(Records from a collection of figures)
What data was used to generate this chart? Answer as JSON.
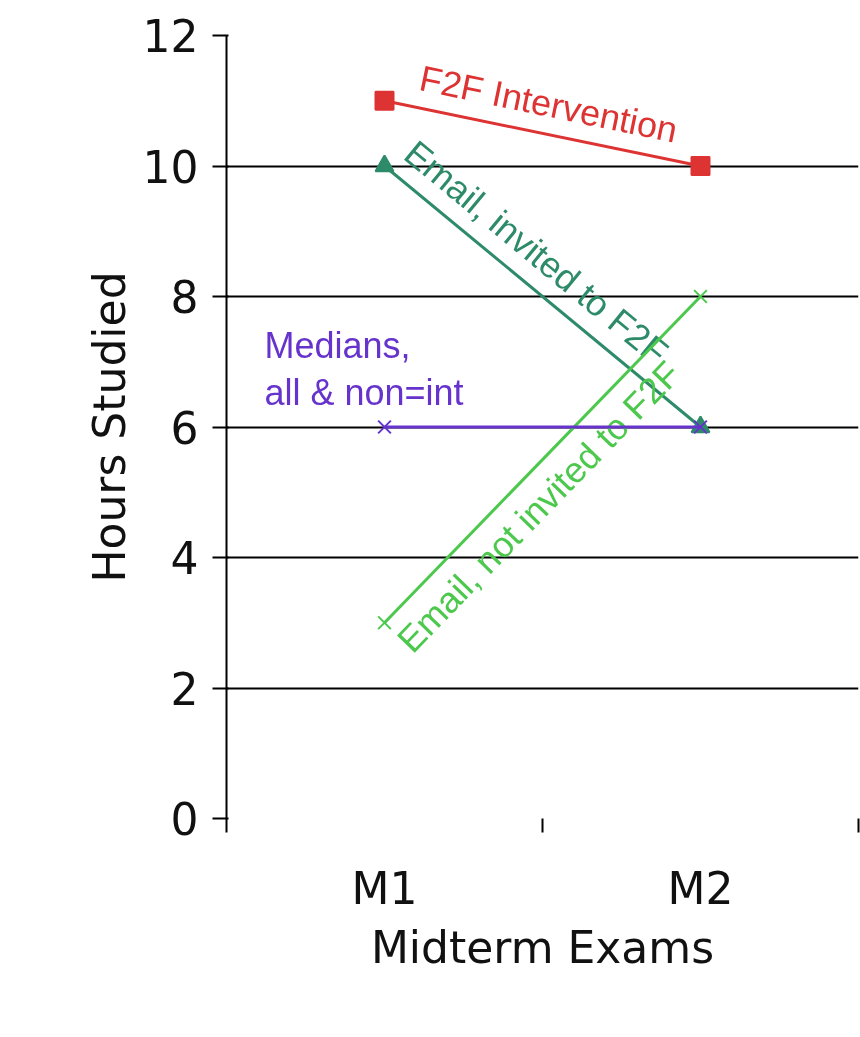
{
  "chart_data": {
    "type": "line",
    "xlabel": "Midterm Exams",
    "ylabel": "Hours Studied",
    "categories": [
      "M1",
      "M2"
    ],
    "ylim": [
      0,
      12
    ],
    "yticks": [
      0,
      2,
      4,
      6,
      8,
      10,
      12
    ],
    "grid": "y",
    "series": [
      {
        "name": "F2F Intervention",
        "color": "#dd3333",
        "marker": "square",
        "values": [
          11,
          10
        ]
      },
      {
        "name": "Email, invited to F2F",
        "color": "#2e8b6a",
        "marker": "triangle",
        "values": [
          10,
          6
        ]
      },
      {
        "name": "Email, not invited to F2F",
        "color": "#4cc84c",
        "marker": "cross",
        "values": [
          3,
          8
        ]
      },
      {
        "name": "Medians,\nall & non=int",
        "color": "#6633cc",
        "marker": "cross",
        "values": [
          6,
          6
        ]
      }
    ]
  }
}
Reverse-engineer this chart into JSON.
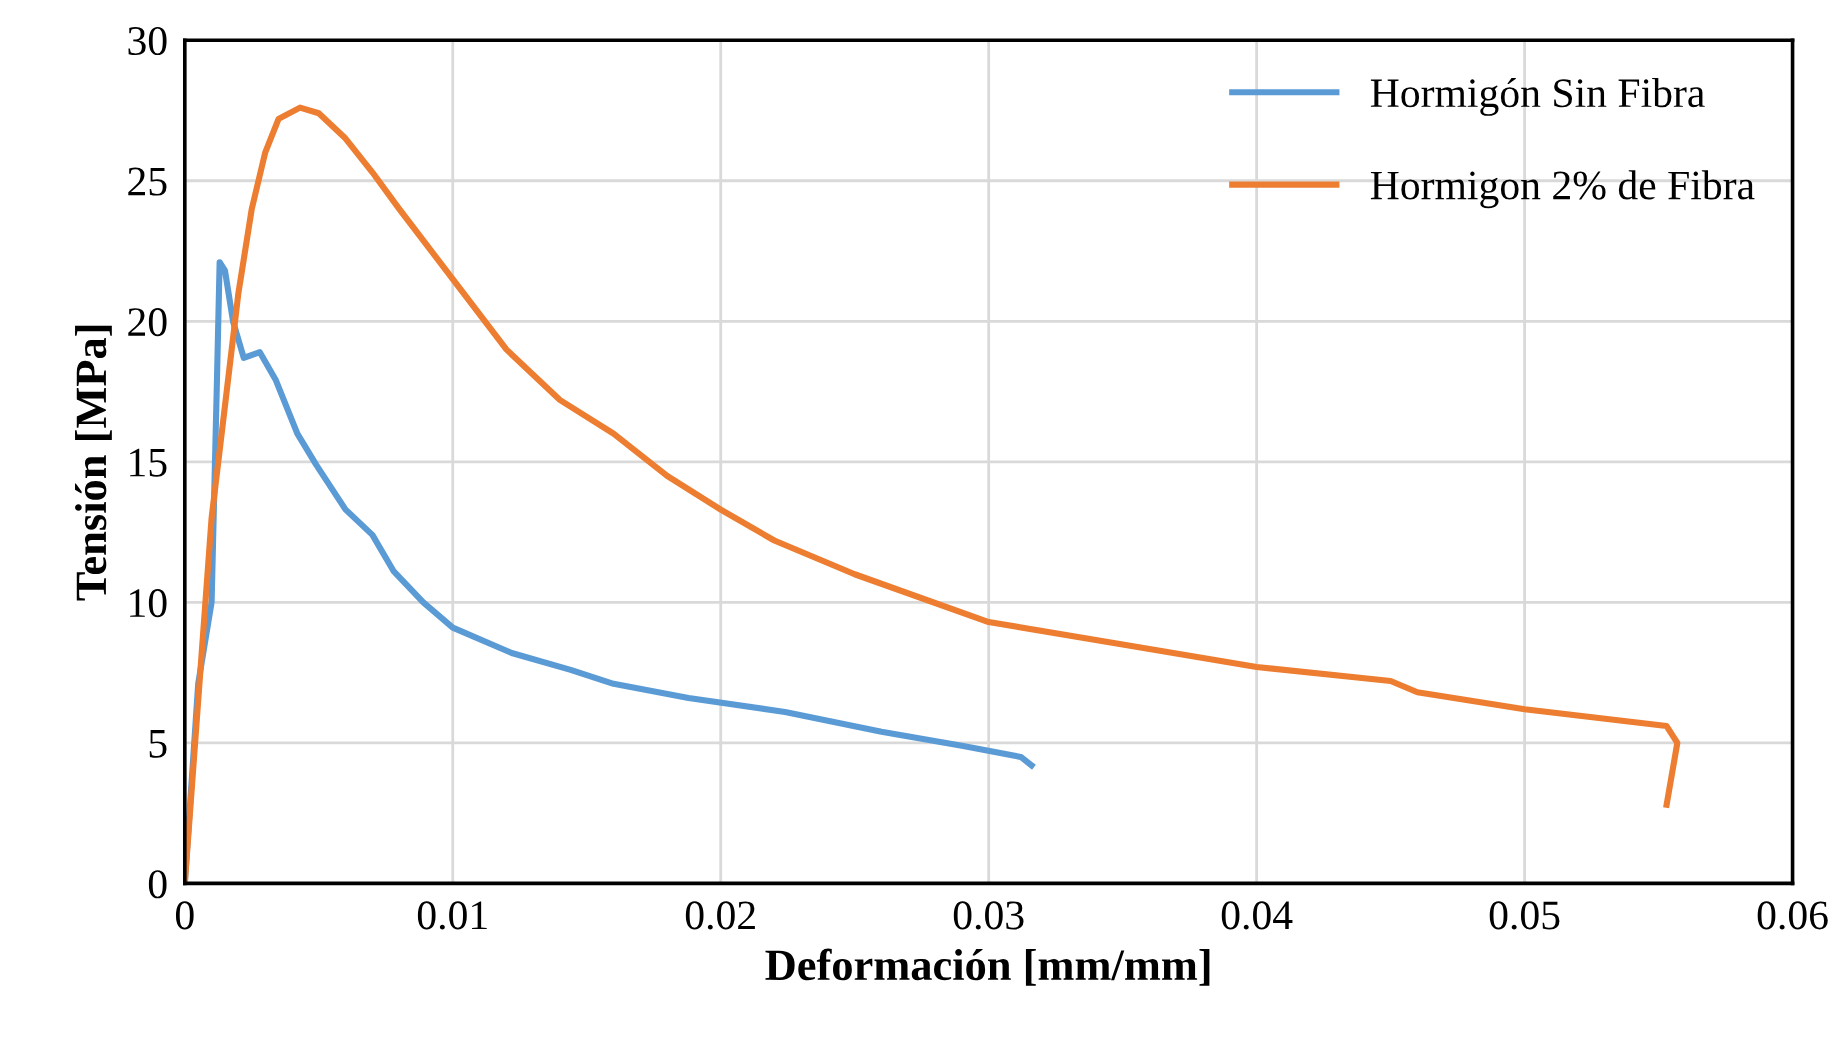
{
  "chart_data": {
    "type": "line",
    "xlabel": "Deformación [mm/mm]",
    "ylabel": "Tensión [MPa]",
    "xlim": [
      0,
      0.06
    ],
    "xticks": [
      0,
      0.01,
      0.02,
      0.03,
      0.04,
      0.05,
      0.06
    ],
    "ylim": [
      0,
      30
    ],
    "yticks": [
      0,
      5,
      10,
      15,
      20,
      25,
      30
    ],
    "grid": true,
    "legend": "top right",
    "marker": "none",
    "line_style": "solid",
    "series": [
      {
        "name": "Hormigón Sin Fibra",
        "color": "#5b9bd5",
        "x": [
          0,
          0.0005,
          0.001,
          0.0012,
          0.0013,
          0.0015,
          0.0018,
          0.0022,
          0.0028,
          0.0034,
          0.0042,
          0.0049,
          0.006,
          0.007,
          0.0078,
          0.0089,
          0.01,
          0.0122,
          0.0144,
          0.016,
          0.0188,
          0.0224,
          0.026,
          0.029,
          0.0312,
          0.0316
        ],
        "values": [
          0,
          7.1,
          10,
          17.9,
          22.1,
          21.8,
          20,
          18.7,
          18.9,
          17.9,
          16,
          14.9,
          13.3,
          12.4,
          11.1,
          10,
          9.1,
          8.2,
          7.6,
          7.1,
          6.6,
          6.1,
          5.4,
          4.9,
          4.5,
          4.2
        ]
      },
      {
        "name": "Hormigon 2% de Fibra",
        "color": "#ed7d31",
        "x": [
          0,
          0.001,
          0.002,
          0.0025,
          0.003,
          0.0035,
          0.0043,
          0.005,
          0.006,
          0.007,
          0.008,
          0.01,
          0.012,
          0.014,
          0.016,
          0.018,
          0.02,
          0.022,
          0.025,
          0.03,
          0.035,
          0.04,
          0.045,
          0.046,
          0.05,
          0.0553,
          0.0557,
          0.0553
        ],
        "values": [
          0,
          13,
          21,
          24,
          26,
          27.2,
          27.6,
          27.4,
          26.5,
          25.3,
          24,
          21.5,
          19,
          17.2,
          16,
          14.5,
          13.3,
          12.2,
          11,
          9.3,
          8.5,
          7.7,
          7.2,
          6.8,
          6.2,
          5.6,
          5,
          2.8
        ]
      }
    ]
  }
}
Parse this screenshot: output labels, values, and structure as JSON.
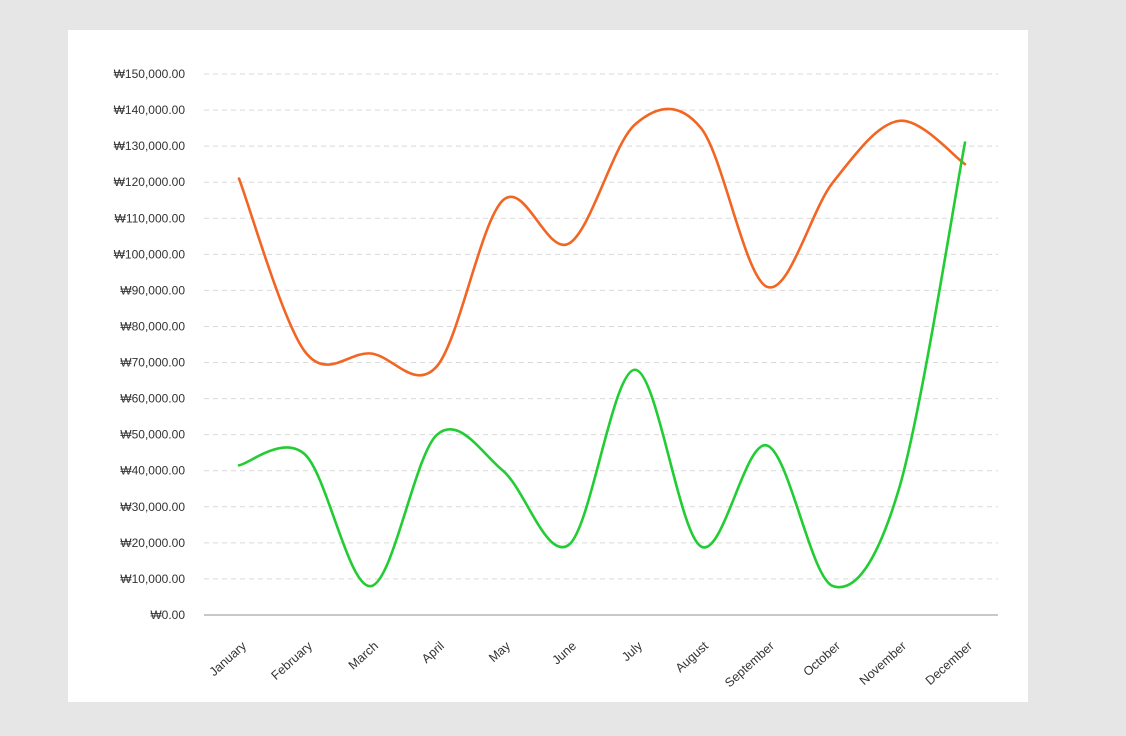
{
  "chart_data": {
    "type": "line",
    "title": "",
    "xlabel": "",
    "ylabel": "",
    "categories": [
      "January",
      "February",
      "March",
      "April",
      "May",
      "June",
      "July",
      "August",
      "September",
      "October",
      "November",
      "December"
    ],
    "ylim": [
      0,
      150000
    ],
    "yticks": [
      0,
      10000,
      20000,
      30000,
      40000,
      50000,
      60000,
      70000,
      80000,
      90000,
      100000,
      110000,
      120000,
      130000,
      140000,
      150000
    ],
    "ytick_labels": [
      "₩0.00",
      "₩10,000.00",
      "₩20,000.00",
      "₩30,000.00",
      "₩40,000.00",
      "₩50,000.00",
      "₩60,000.00",
      "₩70,000.00",
      "₩80,000.00",
      "₩90,000.00",
      "₩100,000.00",
      "₩110,000.00",
      "₩120,000.00",
      "₩130,000.00",
      "₩140,000.00",
      "₩150,000.00"
    ],
    "grid": true,
    "legend": "none",
    "smooth": true,
    "series": [
      {
        "color": "#f26522",
        "values": [
          121000,
          73000,
          72500,
          69000,
          115000,
          103000,
          136000,
          135000,
          91000,
          120000,
          137000,
          125000
        ]
      },
      {
        "color": "#22cc33",
        "values": [
          41500,
          44500,
          8000,
          50000,
          40000,
          19500,
          68000,
          19000,
          47000,
          8000,
          35000,
          131000
        ]
      }
    ]
  }
}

● **AIM**:
Pull out all lines in the data above that include "name".

● **SOLUTION**:
        "name": "F2F Intervention",
        "name": "Email, invited to F2F",
        "name": "Email, not invited to F2F",
        "name": "Medians,\nall & non=int",
        "name": "Hormigón Sin Fibra",
        "name": "Hormigon 2% de Fibra",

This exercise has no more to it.